━━━ DATA LINES

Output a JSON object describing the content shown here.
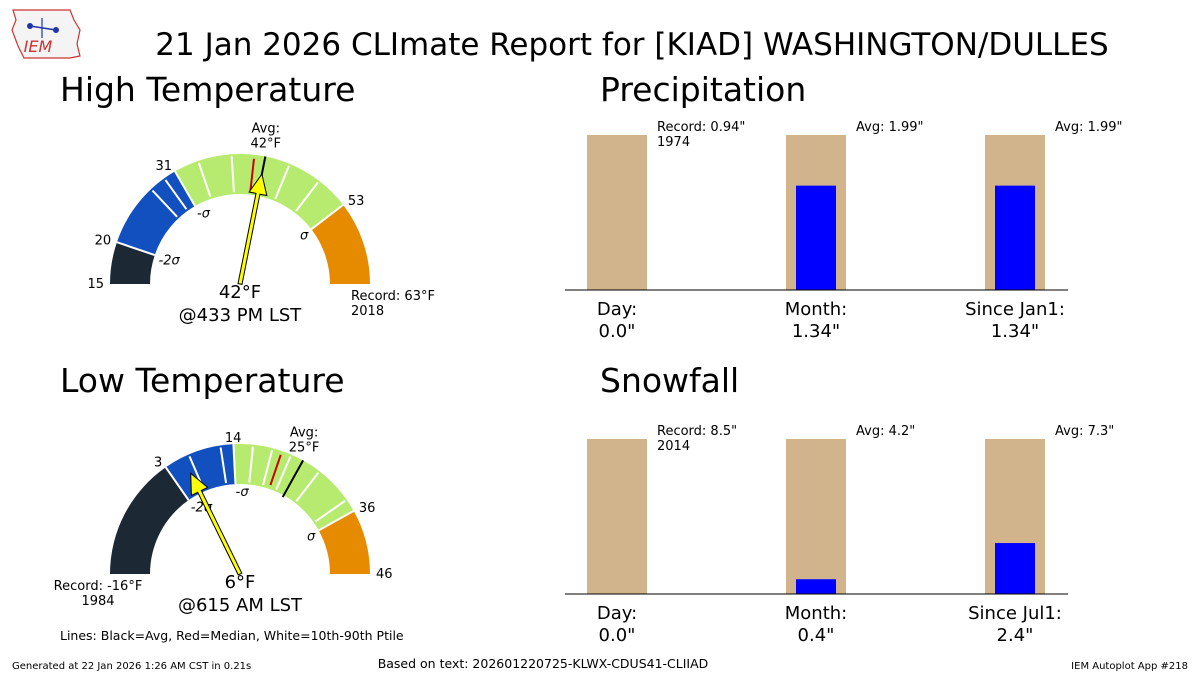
{
  "header": {
    "logo_text": "IEM",
    "title": "21 Jan 2026 CLImate Report for [KIAD] WASHINGTON/DULLES"
  },
  "footer": {
    "generated": "Generated at 22 Jan 2026 1:26 AM CST in 0.21s",
    "based_on": "Based on text: 202601220725-KLWX-CDUS41-CLIIAD",
    "app": "IEM Autoplot App #218"
  },
  "legend_note": "Lines: Black=Avg, Red=Median, White=10th-90th Ptile",
  "colors": {
    "dark": "#1c2833",
    "blue": "#1250c0",
    "green": "#b7eb6f",
    "orange": "#e68a00",
    "tan": "#d2b48c",
    "bar_blue": "#0000ff",
    "median": "#cc0000",
    "needle": "#ffff00"
  },
  "chart_data": [
    {
      "type": "gauge",
      "title": "High Temperature",
      "min": 15,
      "max": 63,
      "value": 42,
      "value_label": "42°F",
      "time_label": "@433 PM LST",
      "avg": 42,
      "median": 40.7,
      "avg_label": "Avg:\n42°F",
      "record_label": "Record: 63°F\n2018",
      "bands": [
        {
          "from": 15,
          "to": 20,
          "color": "dark"
        },
        {
          "from": 20,
          "to": 31,
          "color": "blue"
        },
        {
          "from": 31,
          "to": 53,
          "color": "green"
        },
        {
          "from": 53,
          "to": 63,
          "color": "orange"
        }
      ],
      "ptile_lines": [
        27.5,
        29.5,
        34,
        38,
        45,
        49
      ],
      "ticks": [
        {
          "v": 15,
          "t": "15"
        },
        {
          "v": 20,
          "t": "20"
        },
        {
          "v": 31,
          "t": "31"
        },
        {
          "v": 53,
          "t": "53"
        }
      ],
      "sigma_labels": [
        {
          "v": 20,
          "t": "-2σ"
        },
        {
          "v": 31,
          "t": "-σ"
        },
        {
          "v": 53,
          "t": "σ"
        }
      ]
    },
    {
      "type": "gauge",
      "title": "Low Temperature",
      "min": -16,
      "max": 46,
      "value": 6,
      "value_label": "6°F",
      "time_label": "@615 AM LST",
      "avg": 25,
      "median": 21.5,
      "avg_label": "Avg:\n25°F",
      "record_label": "Record: -16°F\n1984",
      "bands": [
        {
          "from": -16,
          "to": 3,
          "color": "dark"
        },
        {
          "from": 3,
          "to": 14,
          "color": "blue"
        },
        {
          "from": 14,
          "to": 36,
          "color": "green"
        },
        {
          "from": 36,
          "to": 46,
          "color": "orange"
        }
      ],
      "ptile_lines": [
        7,
        12,
        17,
        20,
        23,
        28,
        34
      ],
      "ticks": [
        {
          "v": 3,
          "t": "3"
        },
        {
          "v": 14,
          "t": "14"
        },
        {
          "v": 36,
          "t": "36"
        },
        {
          "v": 46,
          "t": "46"
        }
      ],
      "sigma_labels": [
        {
          "v": 3,
          "t": "-2σ"
        },
        {
          "v": 14,
          "t": "-σ"
        },
        {
          "v": 36,
          "t": "σ"
        }
      ]
    },
    {
      "type": "bar",
      "title": "Precipitation",
      "categories": [
        "Day:\n0.0\"",
        "Month:\n1.34\"",
        "Since Jan1:\n1.34\""
      ],
      "background_values": [
        0.94,
        1.99,
        1.99
      ],
      "observed_values": [
        0.0,
        1.34,
        1.34
      ],
      "annotations": [
        "Record: 0.94\"\n1974",
        "Avg: 1.99\"",
        "Avg: 1.99\""
      ]
    },
    {
      "type": "bar",
      "title": "Snowfall",
      "categories": [
        "Day:\n0.0\"",
        "Month:\n0.4\"",
        "Since Jul1:\n2.4\""
      ],
      "background_values": [
        8.5,
        4.2,
        7.3
      ],
      "observed_values": [
        0.0,
        0.4,
        2.4
      ],
      "annotations": [
        "Record: 8.5\"\n2014",
        "Avg: 4.2\"",
        "Avg: 7.3\""
      ]
    }
  ]
}
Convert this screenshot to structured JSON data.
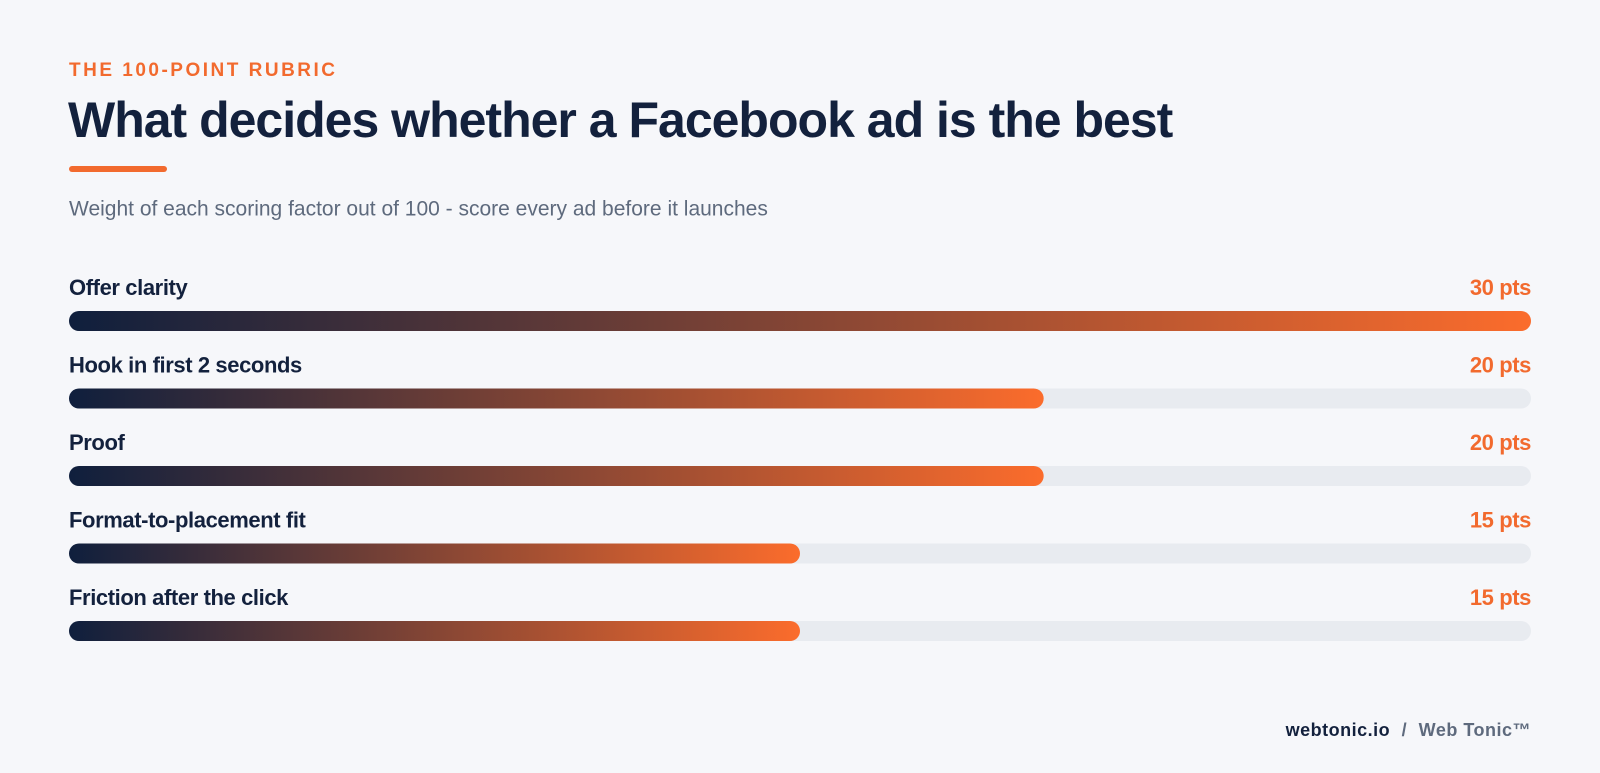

━━━━━━

Reproduce all of the data exactly; the pictures do not belong in the copy.

RESPONSE BELOW =>
Output a JSON object describing the content shown here.
{
  "header": {
    "logo_text": "IEM",
    "title": "21 Jan 2026 CLImate Report for [KIAD] WASHINGTON/DULLES"
  },
  "footer": {
    "generated": "Generated at 22 Jan 2026 1:26 AM CST in 0.21s",
    "based_on": "Based on text: 202601220725-KLWX-CDUS41-CLIIAD",
    "app": "IEM Autoplot App #218"
  },
  "legend_note": "Lines: Black=Avg, Red=Median, White=10th-90th Ptile",
  "colors": {
    "dark": "#1c2833",
    "blue": "#1250c0",
    "green": "#b7eb6f",
    "orange": "#e68a00",
    "tan": "#d2b48c",
    "bar_blue": "#0000ff",
    "median": "#cc0000",
    "needle": "#ffff00"
  },
  "chart_data": [
    {
      "type": "gauge",
      "title": "High Temperature",
      "min": 15,
      "max": 63,
      "value": 42,
      "value_label": "42°F",
      "time_label": "@433 PM LST",
      "avg": 42,
      "median": 40.7,
      "avg_label": "Avg:\n42°F",
      "record_label": "Record: 63°F\n2018",
      "bands": [
        {
          "from": 15,
          "to": 20,
          "color": "dark"
        },
        {
          "from": 20,
          "to": 31,
          "color": "blue"
        },
        {
          "from": 31,
          "to": 53,
          "color": "green"
        },
        {
          "from": 53,
          "to": 63,
          "color": "orange"
        }
      ],
      "ptile_lines": [
        27.5,
        29.5,
        34,
        38,
        45,
        49
      ],
      "ticks": [
        {
          "v": 15,
          "t": "15"
        },
        {
          "v": 20,
          "t": "20"
        },
        {
          "v": 31,
          "t": "31"
        },
        {
          "v": 53,
          "t": "53"
        }
      ],
      "sigma_labels": [
        {
          "v": 20,
          "t": "-2σ"
        },
        {
          "v": 31,
          "t": "-σ"
        },
        {
          "v": 53,
          "t": "σ"
        }
      ]
    },
    {
      "type": "gauge",
      "title": "Low Temperature",
      "min": -16,
      "max": 46,
      "value": 6,
      "value_label": "6°F",
      "time_label": "@615 AM LST",
      "avg": 25,
      "median": 21.5,
      "avg_label": "Avg:\n25°F",
      "record_label": "Record: -16°F\n1984",
      "bands": [
        {
          "from": -16,
          "to": 3,
          "color": "dark"
        },
        {
          "from": 3,
          "to": 14,
          "color": "blue"
        },
        {
          "from": 14,
          "to": 36,
          "color": "green"
        },
        {
          "from": 36,
          "to": 46,
          "color": "orange"
        }
      ],
      "ptile_lines": [
        7,
        12,
        17,
        20,
        23,
        28,
        34
      ],
      "ticks": [
        {
          "v": 3,
          "t": "3"
        },
        {
          "v": 14,
          "t": "14"
        },
        {
          "v": 36,
          "t": "36"
        },
        {
          "v": 46,
          "t": "46"
        }
      ],
      "sigma_labels": [
        {
          "v": 3,
          "t": "-2σ"
        },
        {
          "v": 14,
          "t": "-σ"
        },
        {
          "v": 36,
          "t": "σ"
        }
      ]
    },
    {
      "type": "bar",
      "title": "Precipitation",
      "categories": [
        "Day:\n0.0\"",
        "Month:\n1.34\"",
        "Since Jan1:\n1.34\""
      ],
      "background_values": [
        0.94,
        1.99,
        1.99
      ],
      "observed_values": [
        0.0,
        1.34,
        1.34
      ],
      "annotations": [
        "Record: 0.94\"\n1974",
        "Avg: 1.99\"",
        "Avg: 1.99\""
      ]
    },
    {
      "type": "bar",
      "title": "Snowfall",
      "categories": [
        "Day:\n0.0\"",
        "Month:\n0.4\"",
        "Since Jul1:\n2.4\""
      ],
      "background_values": [
        8.5,
        4.2,
        7.3
      ],
      "observed_values": [
        0.0,
        0.4,
        2.4
      ],
      "annotations": [
        "Record: 8.5\"\n2014",
        "Avg: 4.2\"",
        "Avg: 7.3\""
      ]
    }
  ]
}
Convert this screenshot to structured JSON data.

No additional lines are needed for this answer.